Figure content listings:
★ ★ ★ ★ ★
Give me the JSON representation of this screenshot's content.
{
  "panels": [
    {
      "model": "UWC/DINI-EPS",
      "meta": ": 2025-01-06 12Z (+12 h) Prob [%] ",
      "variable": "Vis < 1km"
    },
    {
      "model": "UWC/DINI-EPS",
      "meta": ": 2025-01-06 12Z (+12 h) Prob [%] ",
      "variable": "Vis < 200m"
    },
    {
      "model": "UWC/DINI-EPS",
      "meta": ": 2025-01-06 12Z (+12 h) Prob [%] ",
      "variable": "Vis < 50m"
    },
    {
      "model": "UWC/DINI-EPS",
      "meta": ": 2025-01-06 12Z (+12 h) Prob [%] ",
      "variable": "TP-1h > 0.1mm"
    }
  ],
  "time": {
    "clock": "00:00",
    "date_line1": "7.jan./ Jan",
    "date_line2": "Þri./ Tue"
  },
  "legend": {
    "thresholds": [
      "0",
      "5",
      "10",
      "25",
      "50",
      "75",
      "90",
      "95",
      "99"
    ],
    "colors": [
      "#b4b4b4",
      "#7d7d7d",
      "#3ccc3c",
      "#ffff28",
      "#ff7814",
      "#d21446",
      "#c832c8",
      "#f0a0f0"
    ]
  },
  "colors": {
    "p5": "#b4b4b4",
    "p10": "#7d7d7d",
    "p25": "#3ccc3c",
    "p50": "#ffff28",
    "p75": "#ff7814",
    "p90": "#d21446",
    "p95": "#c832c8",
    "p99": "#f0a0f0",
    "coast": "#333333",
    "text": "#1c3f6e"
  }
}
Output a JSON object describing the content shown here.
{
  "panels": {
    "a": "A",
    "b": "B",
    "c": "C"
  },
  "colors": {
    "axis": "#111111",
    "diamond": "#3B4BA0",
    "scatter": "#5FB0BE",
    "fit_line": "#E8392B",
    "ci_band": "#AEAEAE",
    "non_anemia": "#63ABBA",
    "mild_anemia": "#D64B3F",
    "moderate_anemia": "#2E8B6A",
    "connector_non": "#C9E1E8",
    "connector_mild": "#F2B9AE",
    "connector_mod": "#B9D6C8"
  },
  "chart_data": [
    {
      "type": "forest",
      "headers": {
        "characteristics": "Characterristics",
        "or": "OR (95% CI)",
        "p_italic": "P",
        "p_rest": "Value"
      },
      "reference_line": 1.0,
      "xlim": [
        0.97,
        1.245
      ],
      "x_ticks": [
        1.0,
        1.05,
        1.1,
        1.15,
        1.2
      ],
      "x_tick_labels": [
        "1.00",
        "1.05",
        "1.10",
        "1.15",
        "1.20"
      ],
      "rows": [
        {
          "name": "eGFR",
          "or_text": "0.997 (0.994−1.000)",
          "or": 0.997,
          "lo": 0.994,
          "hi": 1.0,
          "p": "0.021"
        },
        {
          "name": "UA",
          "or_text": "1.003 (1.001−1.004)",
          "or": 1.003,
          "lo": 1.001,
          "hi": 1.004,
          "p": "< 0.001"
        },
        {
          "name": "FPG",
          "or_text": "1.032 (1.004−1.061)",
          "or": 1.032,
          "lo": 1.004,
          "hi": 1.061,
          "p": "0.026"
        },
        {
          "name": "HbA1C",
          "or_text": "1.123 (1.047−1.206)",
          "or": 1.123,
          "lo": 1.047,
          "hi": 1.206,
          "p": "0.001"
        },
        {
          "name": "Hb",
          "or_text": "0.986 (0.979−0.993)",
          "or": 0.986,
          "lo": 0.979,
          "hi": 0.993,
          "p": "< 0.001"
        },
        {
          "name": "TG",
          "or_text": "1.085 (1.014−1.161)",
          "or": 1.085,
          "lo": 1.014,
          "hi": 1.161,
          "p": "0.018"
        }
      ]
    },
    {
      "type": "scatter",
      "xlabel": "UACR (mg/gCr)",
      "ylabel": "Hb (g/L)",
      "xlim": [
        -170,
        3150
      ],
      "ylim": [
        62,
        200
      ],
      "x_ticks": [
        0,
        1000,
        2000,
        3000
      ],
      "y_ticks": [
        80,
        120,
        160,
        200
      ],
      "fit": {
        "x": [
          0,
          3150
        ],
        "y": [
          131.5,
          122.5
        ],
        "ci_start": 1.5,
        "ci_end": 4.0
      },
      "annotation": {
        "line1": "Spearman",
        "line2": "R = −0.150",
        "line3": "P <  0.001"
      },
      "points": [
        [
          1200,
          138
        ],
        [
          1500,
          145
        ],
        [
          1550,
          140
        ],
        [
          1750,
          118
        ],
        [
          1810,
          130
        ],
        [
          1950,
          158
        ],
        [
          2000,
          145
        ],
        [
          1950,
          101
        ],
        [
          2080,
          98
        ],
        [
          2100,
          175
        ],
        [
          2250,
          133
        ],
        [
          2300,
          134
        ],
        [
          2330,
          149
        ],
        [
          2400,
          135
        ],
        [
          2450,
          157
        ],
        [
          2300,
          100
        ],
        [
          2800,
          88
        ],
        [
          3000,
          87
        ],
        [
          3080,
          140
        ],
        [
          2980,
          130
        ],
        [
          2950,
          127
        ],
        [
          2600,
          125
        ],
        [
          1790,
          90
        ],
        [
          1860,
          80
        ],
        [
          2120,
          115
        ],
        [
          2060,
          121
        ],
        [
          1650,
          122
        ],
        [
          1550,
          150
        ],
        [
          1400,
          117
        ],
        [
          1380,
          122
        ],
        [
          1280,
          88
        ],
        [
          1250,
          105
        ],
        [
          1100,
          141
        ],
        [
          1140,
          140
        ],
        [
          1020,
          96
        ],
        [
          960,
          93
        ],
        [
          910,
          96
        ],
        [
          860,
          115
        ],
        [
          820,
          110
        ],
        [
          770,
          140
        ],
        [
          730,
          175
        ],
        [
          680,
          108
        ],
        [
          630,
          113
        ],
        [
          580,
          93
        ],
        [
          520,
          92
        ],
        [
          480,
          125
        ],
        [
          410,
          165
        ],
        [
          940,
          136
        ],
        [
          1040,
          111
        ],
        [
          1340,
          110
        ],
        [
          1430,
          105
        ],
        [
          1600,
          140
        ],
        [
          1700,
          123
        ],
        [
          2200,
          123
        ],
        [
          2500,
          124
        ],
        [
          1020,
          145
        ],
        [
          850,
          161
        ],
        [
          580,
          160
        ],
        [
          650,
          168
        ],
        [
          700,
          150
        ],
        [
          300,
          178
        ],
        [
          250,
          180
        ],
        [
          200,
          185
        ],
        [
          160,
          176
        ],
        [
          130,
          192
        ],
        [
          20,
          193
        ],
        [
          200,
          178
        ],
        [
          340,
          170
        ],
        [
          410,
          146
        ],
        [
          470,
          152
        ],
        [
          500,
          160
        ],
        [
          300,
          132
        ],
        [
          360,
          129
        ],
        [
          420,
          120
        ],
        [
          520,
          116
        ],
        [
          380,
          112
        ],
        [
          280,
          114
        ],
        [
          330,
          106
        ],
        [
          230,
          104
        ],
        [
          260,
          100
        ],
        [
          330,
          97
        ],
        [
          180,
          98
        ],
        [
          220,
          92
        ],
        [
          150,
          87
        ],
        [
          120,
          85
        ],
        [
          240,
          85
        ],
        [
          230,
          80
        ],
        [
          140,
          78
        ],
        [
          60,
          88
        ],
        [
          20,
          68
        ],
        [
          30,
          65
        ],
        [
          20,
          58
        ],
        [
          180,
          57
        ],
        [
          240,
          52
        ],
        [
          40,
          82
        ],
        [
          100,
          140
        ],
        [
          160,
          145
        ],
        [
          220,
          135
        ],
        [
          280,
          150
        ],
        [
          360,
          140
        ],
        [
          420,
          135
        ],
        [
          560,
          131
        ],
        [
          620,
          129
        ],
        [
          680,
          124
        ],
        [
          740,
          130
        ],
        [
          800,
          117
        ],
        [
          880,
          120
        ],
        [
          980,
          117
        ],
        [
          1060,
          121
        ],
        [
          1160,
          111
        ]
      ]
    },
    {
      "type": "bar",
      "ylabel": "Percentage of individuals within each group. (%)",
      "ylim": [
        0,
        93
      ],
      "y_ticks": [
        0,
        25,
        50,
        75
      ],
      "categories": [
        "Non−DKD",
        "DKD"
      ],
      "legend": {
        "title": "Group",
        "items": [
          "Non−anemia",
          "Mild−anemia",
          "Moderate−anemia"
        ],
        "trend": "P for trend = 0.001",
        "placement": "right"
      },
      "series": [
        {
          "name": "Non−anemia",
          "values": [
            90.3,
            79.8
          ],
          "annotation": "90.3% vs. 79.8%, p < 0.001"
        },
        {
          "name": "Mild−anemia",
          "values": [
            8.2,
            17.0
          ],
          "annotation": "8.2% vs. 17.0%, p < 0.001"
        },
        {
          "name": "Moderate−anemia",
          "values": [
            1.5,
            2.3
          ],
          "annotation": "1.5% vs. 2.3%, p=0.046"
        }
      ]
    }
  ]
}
★ ★ ★ ★ ★
* [GIVEN EXERCISE]
Tally the lines in this data that hold the word "annotation" and state only the count.

* [WORKED SOLUTION]
4